— Stated goal —
Across the data below, how many lines hold "JSON"? Answer with that number and nothing else.

(Figure contents as structured data)
· · · · · · ·

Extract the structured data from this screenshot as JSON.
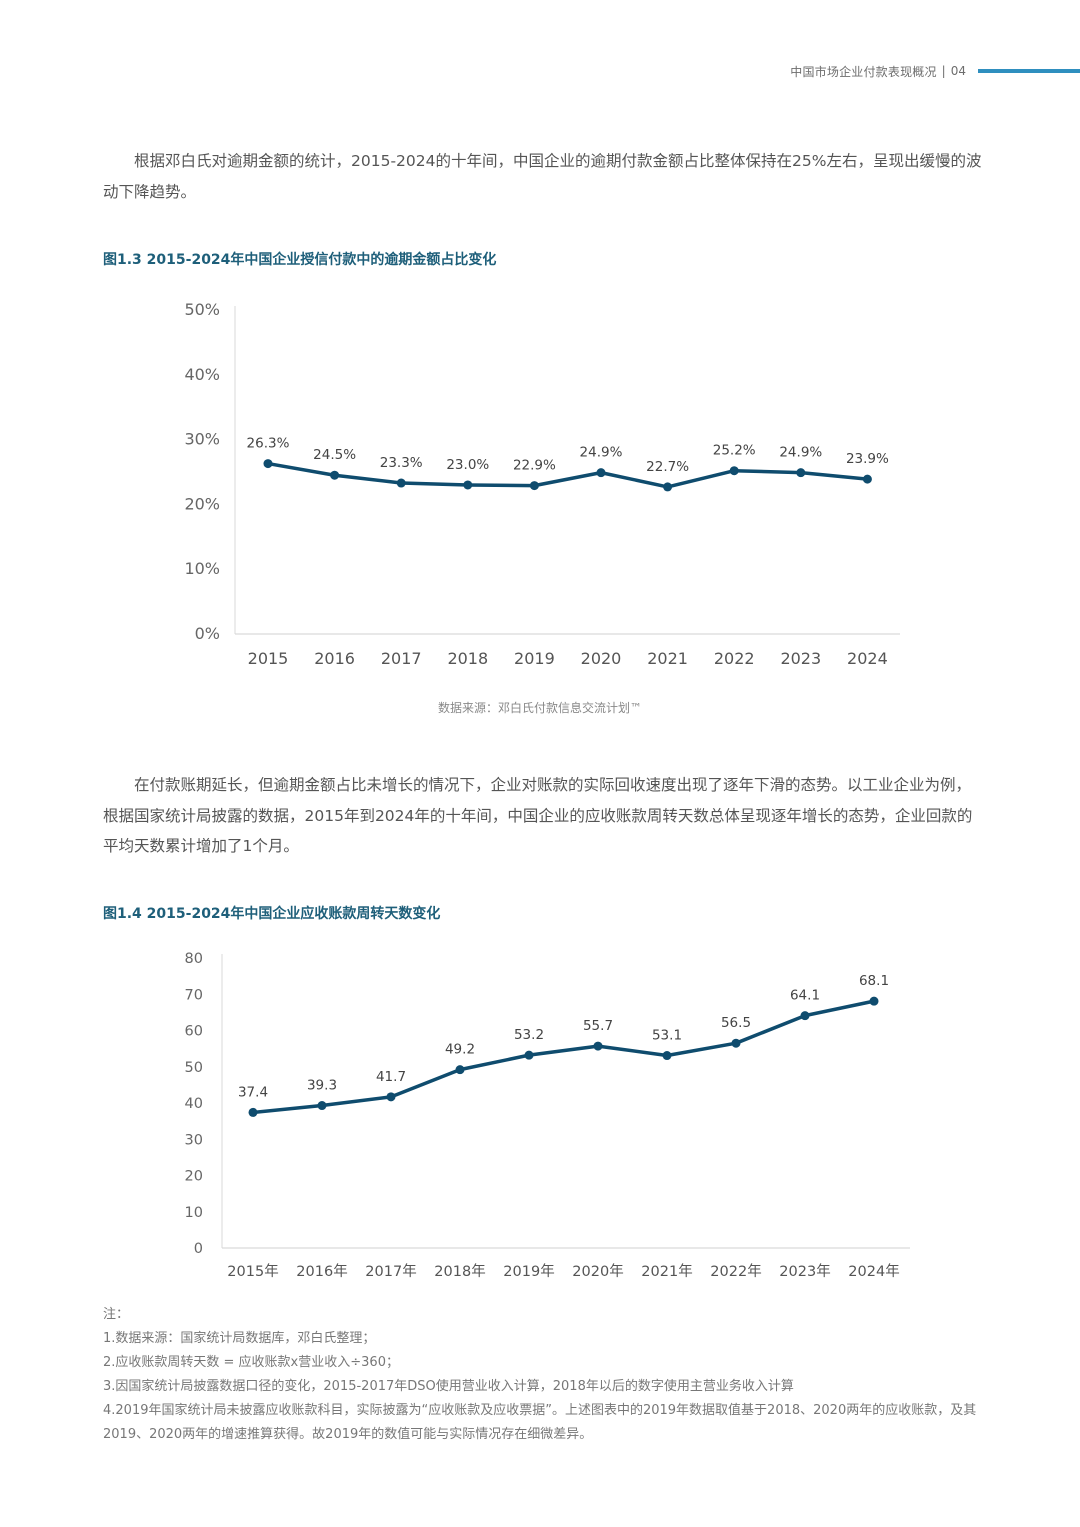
{
  "header": {
    "section_title": "中国市场企业付款表现概况",
    "separator": "|",
    "page_number": "04",
    "accent_color": "#2f8fbf"
  },
  "paragraph1": "根据邓白氏对逾期金额的统计，2015-2024的十年间，中国企业的逾期付款金额占比整体保持在25%左右，呈现出缓慢的波动下降趋势。",
  "figure1": {
    "title": "图1.3 2015-2024年中国企业授信付款中的逾期金额占比变化",
    "source": "数据来源：邓白氏付款信息交流计划™"
  },
  "paragraph2": "在付款账期延长，但逾期金额占比未增长的情况下，企业对账款的实际回收速度出现了逐年下滑的态势。以工业企业为例，根据国家统计局披露的数据，2015年到2024年的十年间，中国企业的应收账款周转天数总体呈现逐年增长的态势，企业回款的平均天数累计增加了1个月。",
  "figure2": {
    "title": "图1.4 2015-2024年中国企业应收账款周转天数变化"
  },
  "notes": {
    "heading": "注：",
    "lines": [
      "1.数据来源：国家统计局数据库，邓白氏整理；",
      "2.应收账款周转天数 = 应收账款x营业收入÷360；",
      "3.因国家统计局披露数据口径的变化，2015-2017年DSO使用营业收入计算，2018年以后的数字使用主营业务收入计算",
      "4.2019年国家统计局未披露应收账款科目，实际披露为“应收账款及应收票据”。上述图表中的2019年数据取值基于2018、2020两年的应收账款，及其2019、2020两年的增速推算获得。故2019年的数值可能与实际情况存在细微差异。"
    ]
  },
  "chart_data": [
    {
      "type": "line",
      "title": "图1.3 2015-2024年中国企业授信付款中的逾期金额占比变化",
      "xlabel": "",
      "ylabel": "",
      "x": [
        "2015",
        "2016",
        "2017",
        "2018",
        "2019",
        "2020",
        "2021",
        "2022",
        "2023",
        "2024"
      ],
      "values": [
        26.3,
        24.5,
        23.3,
        23.0,
        22.9,
        24.9,
        22.7,
        25.2,
        24.9,
        23.9
      ],
      "data_labels": [
        "26.3%",
        "24.5%",
        "23.3%",
        "23.0%",
        "22.9%",
        "24.9%",
        "22.7%",
        "25.2%",
        "24.9%",
        "23.9%"
      ],
      "ylim": [
        0,
        50
      ],
      "yticks": [
        "0%",
        "10%",
        "20%",
        "30%",
        "40%",
        "50%"
      ],
      "grid": false,
      "line_color": "#0f4c6e"
    },
    {
      "type": "line",
      "title": "图1.4 2015-2024年中国企业应收账款周转天数变化",
      "xlabel": "",
      "ylabel": "",
      "x": [
        "2015年",
        "2016年",
        "2017年",
        "2018年",
        "2019年",
        "2020年",
        "2021年",
        "2022年",
        "2023年",
        "2024年"
      ],
      "values": [
        37.4,
        39.3,
        41.7,
        49.2,
        53.2,
        55.7,
        53.1,
        56.5,
        64.1,
        68.1
      ],
      "data_labels": [
        "37.4",
        "39.3",
        "41.7",
        "49.2",
        "53.2",
        "55.7",
        "53.1",
        "56.5",
        "64.1",
        "68.1"
      ],
      "ylim": [
        0,
        80
      ],
      "yticks": [
        "0",
        "10",
        "20",
        "30",
        "40",
        "50",
        "60",
        "70",
        "80"
      ],
      "grid": false,
      "line_color": "#0f4c6e"
    }
  ]
}
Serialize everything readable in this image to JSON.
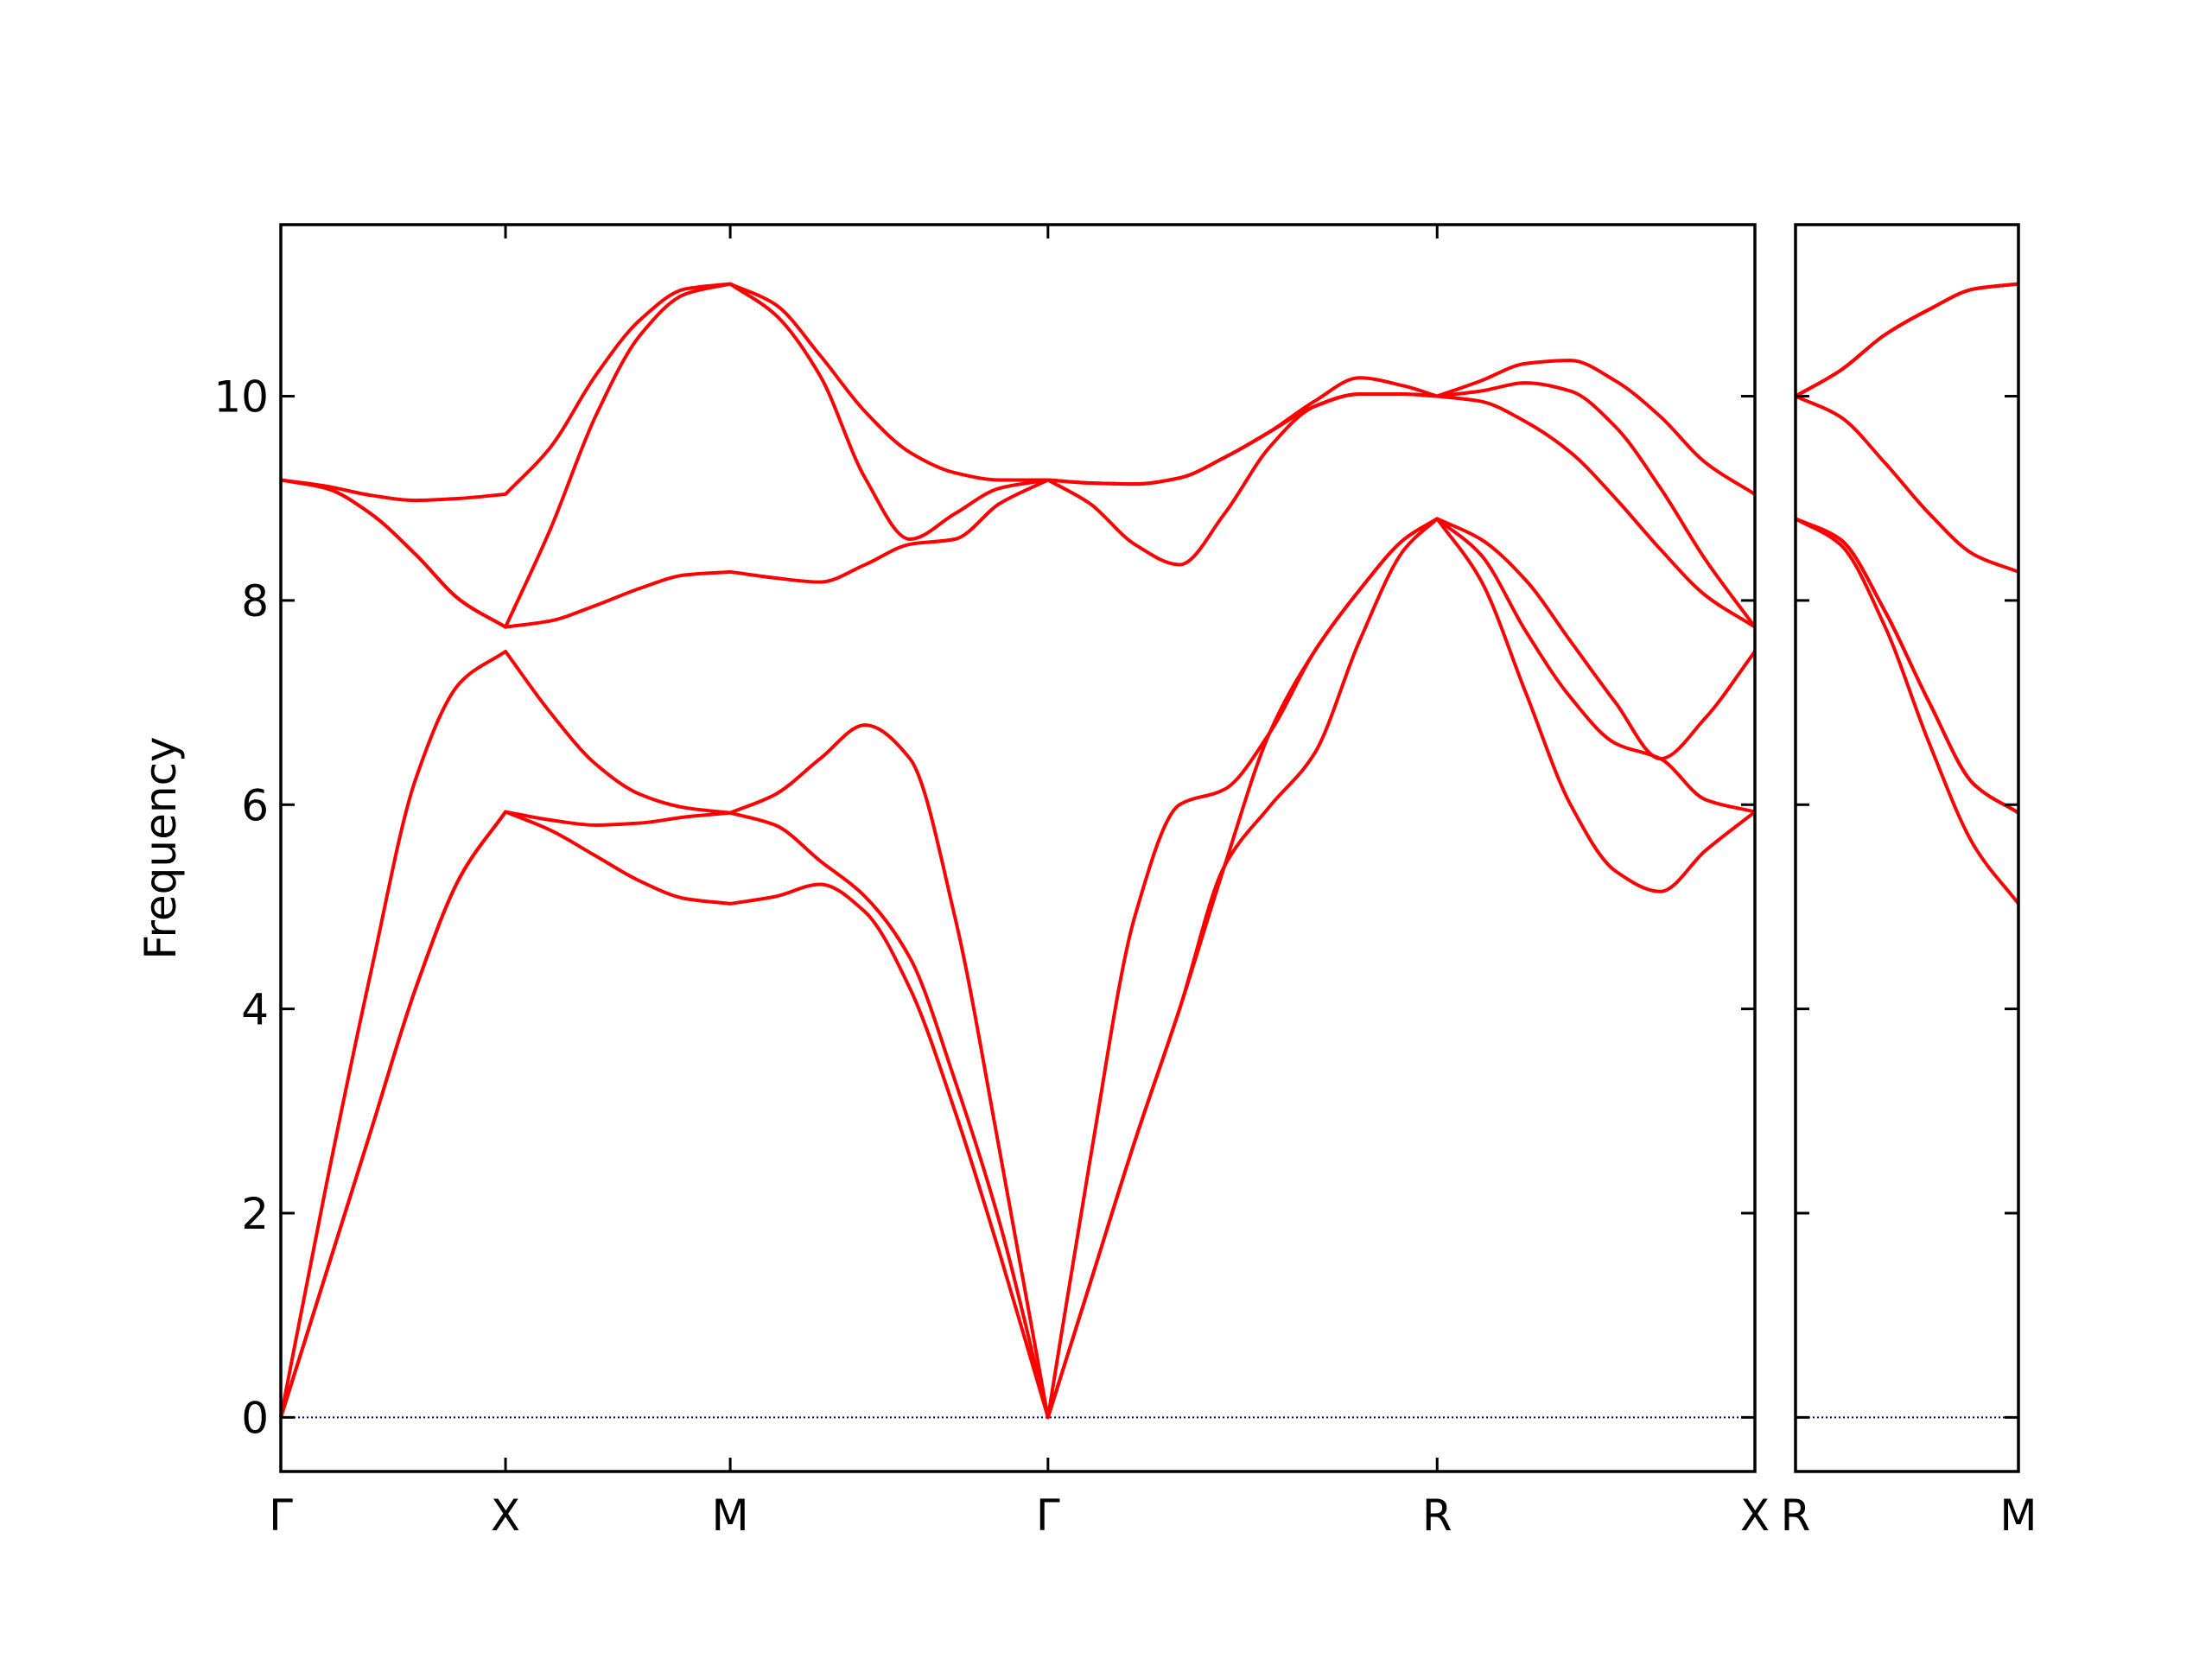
{
  "chart_data": [
    {
      "type": "line",
      "ylabel": "Frequency",
      "x": [
        0,
        0.1,
        0.2,
        0.3,
        0.4,
        0.5,
        0.6,
        0.7,
        0.8,
        0.9,
        1.0,
        1.1,
        1.2,
        1.3,
        1.4,
        1.5,
        1.6,
        1.7071,
        1.8,
        1.9,
        2.0,
        2.1,
        2.2,
        2.3,
        2.4,
        2.5,
        2.5731,
        2.67,
        2.77,
        2.87,
        2.97,
        3.07,
        3.17,
        3.2802
      ],
      "xlim": [
        0,
        3.2802
      ],
      "xticks": [
        {
          "value": 0,
          "label": "Γ"
        },
        {
          "value": 0.5,
          "label": "X"
        },
        {
          "value": 1.0,
          "label": "M"
        },
        {
          "value": 1.7071,
          "label": "Γ"
        },
        {
          "value": 2.5731,
          "label": "R"
        },
        {
          "value": 3.2802,
          "label": "X"
        }
      ],
      "ylim": [
        -0.53,
        11.68
      ],
      "yticks": [
        0,
        2,
        4,
        6,
        8,
        10
      ],
      "show_ytick_labels": true,
      "hline": {
        "y": 0,
        "color": "#00008b"
      },
      "series": [
        {
          "color": "#ff0000",
          "values": [
            0,
            1.4,
            2.8,
            4.2,
            5.3,
            5.93,
            5.75,
            5.5,
            5.25,
            5.08,
            5.03,
            5.1,
            5.22,
            4.95,
            4.2,
            3.0,
            1.6,
            0,
            1.3,
            2.7,
            4.0,
            5.4,
            5.98,
            6.5,
            7.6,
            8.5,
            8.8,
            8.2,
            7.1,
            6.0,
            5.35,
            5.15,
            5.55,
            5.93
          ]
        },
        {
          "color": "#ff0000",
          "values": [
            0,
            1.4,
            2.8,
            4.2,
            5.3,
            5.93,
            5.85,
            5.8,
            5.82,
            5.88,
            5.92,
            5.8,
            5.45,
            5.1,
            4.5,
            3.3,
            1.9,
            0,
            1.3,
            2.7,
            4.0,
            5.4,
            6.7,
            7.5,
            8.1,
            8.6,
            8.8,
            8.45,
            7.7,
            7.05,
            6.6,
            6.45,
            6.05,
            5.93
          ]
        },
        {
          "color": "#ff0000",
          "values": [
            0,
            2.25,
            4.35,
            6.25,
            7.2,
            7.5,
            6.9,
            6.4,
            6.1,
            5.97,
            5.92,
            6.1,
            6.45,
            6.78,
            6.45,
            4.9,
            2.6,
            0,
            2.5,
            4.9,
            6.0,
            6.15,
            6.7,
            7.5,
            8.1,
            8.6,
            8.8,
            8.6,
            8.2,
            7.6,
            7.0,
            6.45,
            6.85,
            7.5
          ]
        },
        {
          "color": "#ff0000",
          "values": [
            9.18,
            9.1,
            8.85,
            8.45,
            8.0,
            7.74,
            7.8,
            7.95,
            8.12,
            8.25,
            8.28,
            8.22,
            8.18,
            8.35,
            8.55,
            8.6,
            8.95,
            9.18,
            8.95,
            8.55,
            8.35,
            8.85,
            9.5,
            9.9,
            10.02,
            10.02,
            10.0,
            9.95,
            9.75,
            9.45,
            9.0,
            8.5,
            8.05,
            7.74
          ]
        },
        {
          "color": "#ff0000",
          "values": [
            9.18,
            9.1,
            8.85,
            8.45,
            8.0,
            7.74,
            8.7,
            9.8,
            10.6,
            11.0,
            11.1,
            10.8,
            10.2,
            9.2,
            8.6,
            8.85,
            9.1,
            9.18,
            9.15,
            9.14,
            9.2,
            9.4,
            9.65,
            9.9,
            10.02,
            10.02,
            10.0,
            10.05,
            10.13,
            10.05,
            9.7,
            9.1,
            8.4,
            7.74
          ]
        },
        {
          "color": "#ff0000",
          "values": [
            9.18,
            9.12,
            9.03,
            8.98,
            9.0,
            9.04,
            9.5,
            10.2,
            10.75,
            11.05,
            11.1,
            10.9,
            10.4,
            9.85,
            9.45,
            9.25,
            9.18,
            9.18,
            9.15,
            9.14,
            9.2,
            9.4,
            9.65,
            9.95,
            10.18,
            10.1,
            10.0,
            10.15,
            10.32,
            10.35,
            10.15,
            9.8,
            9.35,
            9.04
          ]
        }
      ]
    },
    {
      "type": "line",
      "x": [
        0,
        0.1,
        0.2,
        0.3,
        0.4,
        0.5
      ],
      "xlim": [
        0,
        0.5
      ],
      "xticks": [
        {
          "value": 0,
          "label": "R"
        },
        {
          "value": 0.5,
          "label": "M"
        }
      ],
      "ylim": [
        -0.53,
        11.68
      ],
      "yticks": [
        0,
        2,
        4,
        6,
        8,
        10
      ],
      "show_ytick_labels": false,
      "hline": {
        "y": 0,
        "color": "#00008b"
      },
      "series": [
        {
          "color": "#ff0000",
          "values": [
            8.8,
            8.55,
            7.75,
            6.6,
            5.6,
            5.03
          ]
        },
        {
          "color": "#ff0000",
          "values": [
            8.8,
            8.6,
            7.9,
            7.0,
            6.2,
            5.92
          ]
        },
        {
          "color": "#ff0000",
          "values": [
            8.8,
            8.6,
            7.9,
            7.0,
            6.2,
            5.92
          ]
        },
        {
          "color": "#ff0000",
          "values": [
            10.0,
            9.8,
            9.35,
            8.85,
            8.45,
            8.28
          ]
        },
        {
          "color": "#ff0000",
          "values": [
            10.0,
            10.25,
            10.6,
            10.85,
            11.05,
            11.1
          ]
        },
        {
          "color": "#ff0000",
          "values": [
            10.0,
            10.25,
            10.6,
            10.85,
            11.05,
            11.1
          ]
        }
      ]
    }
  ]
}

· · · · · · ·

— Exercise answer —
2